%%
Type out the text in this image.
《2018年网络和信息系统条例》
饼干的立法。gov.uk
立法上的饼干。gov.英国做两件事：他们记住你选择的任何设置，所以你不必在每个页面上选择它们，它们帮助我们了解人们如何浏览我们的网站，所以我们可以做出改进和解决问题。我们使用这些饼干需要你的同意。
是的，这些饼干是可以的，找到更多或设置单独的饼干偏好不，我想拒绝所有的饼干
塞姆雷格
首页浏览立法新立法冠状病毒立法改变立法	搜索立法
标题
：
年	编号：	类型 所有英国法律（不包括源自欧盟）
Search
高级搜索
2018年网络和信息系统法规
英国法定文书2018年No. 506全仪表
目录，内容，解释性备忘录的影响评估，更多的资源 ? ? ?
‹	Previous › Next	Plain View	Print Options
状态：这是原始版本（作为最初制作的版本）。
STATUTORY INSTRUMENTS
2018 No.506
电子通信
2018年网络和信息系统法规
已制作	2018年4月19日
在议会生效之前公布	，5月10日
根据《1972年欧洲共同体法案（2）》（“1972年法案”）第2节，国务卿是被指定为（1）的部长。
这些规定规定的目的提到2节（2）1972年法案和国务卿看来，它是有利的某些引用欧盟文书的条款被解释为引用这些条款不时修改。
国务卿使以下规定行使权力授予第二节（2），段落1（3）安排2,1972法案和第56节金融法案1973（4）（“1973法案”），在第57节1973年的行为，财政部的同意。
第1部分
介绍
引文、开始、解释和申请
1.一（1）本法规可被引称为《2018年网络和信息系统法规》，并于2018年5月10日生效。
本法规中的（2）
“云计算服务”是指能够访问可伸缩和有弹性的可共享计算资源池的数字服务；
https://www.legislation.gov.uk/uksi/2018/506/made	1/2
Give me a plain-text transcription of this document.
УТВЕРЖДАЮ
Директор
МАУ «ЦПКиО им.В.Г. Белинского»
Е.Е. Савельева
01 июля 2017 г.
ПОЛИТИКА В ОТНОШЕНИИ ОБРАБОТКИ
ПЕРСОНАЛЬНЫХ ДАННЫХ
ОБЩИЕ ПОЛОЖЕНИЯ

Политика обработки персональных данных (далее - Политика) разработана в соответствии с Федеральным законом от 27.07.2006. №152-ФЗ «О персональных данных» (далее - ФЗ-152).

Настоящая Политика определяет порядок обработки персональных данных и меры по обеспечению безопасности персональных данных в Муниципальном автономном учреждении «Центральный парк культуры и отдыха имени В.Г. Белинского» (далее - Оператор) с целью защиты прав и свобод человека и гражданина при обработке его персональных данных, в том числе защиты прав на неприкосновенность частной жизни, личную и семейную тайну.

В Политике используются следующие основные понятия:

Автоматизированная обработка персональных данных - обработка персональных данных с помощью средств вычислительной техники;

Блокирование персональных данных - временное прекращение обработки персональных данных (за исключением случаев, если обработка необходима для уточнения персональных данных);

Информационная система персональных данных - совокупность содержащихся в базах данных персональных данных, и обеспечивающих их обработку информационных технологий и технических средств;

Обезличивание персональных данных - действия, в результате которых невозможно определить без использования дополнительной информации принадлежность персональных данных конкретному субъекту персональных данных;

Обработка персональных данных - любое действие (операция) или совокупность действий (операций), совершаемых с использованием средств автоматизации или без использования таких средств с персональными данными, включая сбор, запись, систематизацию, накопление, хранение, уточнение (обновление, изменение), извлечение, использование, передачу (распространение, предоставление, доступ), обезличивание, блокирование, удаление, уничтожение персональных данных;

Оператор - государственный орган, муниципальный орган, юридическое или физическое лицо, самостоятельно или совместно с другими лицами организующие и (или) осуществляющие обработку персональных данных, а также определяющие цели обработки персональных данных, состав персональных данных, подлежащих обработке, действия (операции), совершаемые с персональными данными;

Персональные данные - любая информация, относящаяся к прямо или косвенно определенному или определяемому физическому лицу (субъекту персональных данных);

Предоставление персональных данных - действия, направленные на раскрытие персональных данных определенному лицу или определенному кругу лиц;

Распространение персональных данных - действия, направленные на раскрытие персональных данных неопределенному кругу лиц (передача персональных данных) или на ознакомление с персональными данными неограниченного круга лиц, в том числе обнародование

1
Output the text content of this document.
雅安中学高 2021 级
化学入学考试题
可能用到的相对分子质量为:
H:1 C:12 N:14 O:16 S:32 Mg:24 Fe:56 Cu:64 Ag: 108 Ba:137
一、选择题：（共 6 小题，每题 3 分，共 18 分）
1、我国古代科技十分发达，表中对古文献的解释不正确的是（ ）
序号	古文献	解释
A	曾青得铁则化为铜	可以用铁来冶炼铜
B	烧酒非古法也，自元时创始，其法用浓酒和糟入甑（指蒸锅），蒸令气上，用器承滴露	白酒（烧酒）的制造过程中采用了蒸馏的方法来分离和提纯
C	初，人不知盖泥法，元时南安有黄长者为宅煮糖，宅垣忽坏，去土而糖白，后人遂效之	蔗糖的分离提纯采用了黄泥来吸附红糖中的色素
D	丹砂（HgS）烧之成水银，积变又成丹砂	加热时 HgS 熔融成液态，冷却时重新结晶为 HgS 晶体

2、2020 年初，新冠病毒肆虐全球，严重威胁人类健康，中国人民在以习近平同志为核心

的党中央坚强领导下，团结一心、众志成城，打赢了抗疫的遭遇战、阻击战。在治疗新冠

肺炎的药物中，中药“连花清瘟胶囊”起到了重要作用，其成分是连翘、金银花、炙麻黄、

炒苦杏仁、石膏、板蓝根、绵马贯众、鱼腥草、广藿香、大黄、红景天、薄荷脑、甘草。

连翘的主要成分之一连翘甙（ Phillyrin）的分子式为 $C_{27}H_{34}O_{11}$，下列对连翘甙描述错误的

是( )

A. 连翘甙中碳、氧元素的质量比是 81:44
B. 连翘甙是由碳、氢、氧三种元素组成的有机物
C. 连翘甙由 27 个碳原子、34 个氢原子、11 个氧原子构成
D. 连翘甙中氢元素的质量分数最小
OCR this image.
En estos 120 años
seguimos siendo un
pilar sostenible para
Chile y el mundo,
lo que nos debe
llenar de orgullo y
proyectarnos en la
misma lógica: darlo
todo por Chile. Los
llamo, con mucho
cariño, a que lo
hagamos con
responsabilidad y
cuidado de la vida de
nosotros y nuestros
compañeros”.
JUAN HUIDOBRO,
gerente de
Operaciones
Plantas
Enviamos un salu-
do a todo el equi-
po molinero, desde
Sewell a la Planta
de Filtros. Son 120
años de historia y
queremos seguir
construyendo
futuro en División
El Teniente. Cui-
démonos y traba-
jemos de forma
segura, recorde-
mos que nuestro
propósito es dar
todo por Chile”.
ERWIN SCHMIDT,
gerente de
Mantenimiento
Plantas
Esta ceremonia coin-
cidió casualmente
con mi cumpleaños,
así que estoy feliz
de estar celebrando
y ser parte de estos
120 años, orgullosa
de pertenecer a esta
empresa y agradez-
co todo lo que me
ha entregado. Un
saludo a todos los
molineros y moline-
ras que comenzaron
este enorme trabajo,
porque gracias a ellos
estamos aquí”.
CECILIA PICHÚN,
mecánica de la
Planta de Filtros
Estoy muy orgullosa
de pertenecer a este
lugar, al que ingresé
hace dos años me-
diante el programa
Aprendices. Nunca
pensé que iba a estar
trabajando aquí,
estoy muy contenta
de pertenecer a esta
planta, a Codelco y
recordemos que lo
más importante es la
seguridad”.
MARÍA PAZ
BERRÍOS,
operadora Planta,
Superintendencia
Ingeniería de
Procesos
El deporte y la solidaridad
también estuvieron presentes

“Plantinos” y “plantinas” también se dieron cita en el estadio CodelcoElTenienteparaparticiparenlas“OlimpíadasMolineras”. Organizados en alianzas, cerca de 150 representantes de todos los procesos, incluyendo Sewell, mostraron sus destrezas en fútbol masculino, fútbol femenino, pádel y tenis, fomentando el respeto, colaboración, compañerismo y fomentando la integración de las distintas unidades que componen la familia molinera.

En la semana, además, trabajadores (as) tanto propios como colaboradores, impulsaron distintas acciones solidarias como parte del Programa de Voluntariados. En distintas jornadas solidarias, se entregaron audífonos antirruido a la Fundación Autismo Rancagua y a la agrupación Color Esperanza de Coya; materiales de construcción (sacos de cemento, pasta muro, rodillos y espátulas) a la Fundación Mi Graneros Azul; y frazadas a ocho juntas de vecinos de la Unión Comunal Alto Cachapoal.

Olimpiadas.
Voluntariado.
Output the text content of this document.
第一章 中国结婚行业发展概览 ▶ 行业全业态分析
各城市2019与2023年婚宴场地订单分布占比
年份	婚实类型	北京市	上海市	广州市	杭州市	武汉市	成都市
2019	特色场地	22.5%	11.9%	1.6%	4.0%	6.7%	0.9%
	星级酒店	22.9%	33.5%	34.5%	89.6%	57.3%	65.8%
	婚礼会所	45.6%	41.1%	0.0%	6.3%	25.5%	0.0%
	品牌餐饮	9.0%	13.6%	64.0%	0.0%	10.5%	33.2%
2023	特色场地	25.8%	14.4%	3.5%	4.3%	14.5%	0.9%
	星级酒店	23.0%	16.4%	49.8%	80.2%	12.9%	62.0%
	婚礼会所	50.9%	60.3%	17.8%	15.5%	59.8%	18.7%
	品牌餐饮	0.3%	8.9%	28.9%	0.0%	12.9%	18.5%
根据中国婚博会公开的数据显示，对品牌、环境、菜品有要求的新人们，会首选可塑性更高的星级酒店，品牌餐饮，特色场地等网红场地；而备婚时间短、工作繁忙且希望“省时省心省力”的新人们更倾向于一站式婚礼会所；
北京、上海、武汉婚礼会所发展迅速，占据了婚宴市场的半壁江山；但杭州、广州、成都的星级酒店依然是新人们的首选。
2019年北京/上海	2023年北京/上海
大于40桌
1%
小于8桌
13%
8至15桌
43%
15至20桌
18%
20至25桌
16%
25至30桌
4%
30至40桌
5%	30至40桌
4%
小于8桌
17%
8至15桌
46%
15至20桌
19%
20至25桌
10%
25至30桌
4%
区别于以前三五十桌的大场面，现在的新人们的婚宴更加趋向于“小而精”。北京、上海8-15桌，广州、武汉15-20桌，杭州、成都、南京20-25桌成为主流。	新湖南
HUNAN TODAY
%%
The lines to collect are those holding the string "estos"; copy them all.

(Response to this task)
En estos 120 años
y ser parte de estos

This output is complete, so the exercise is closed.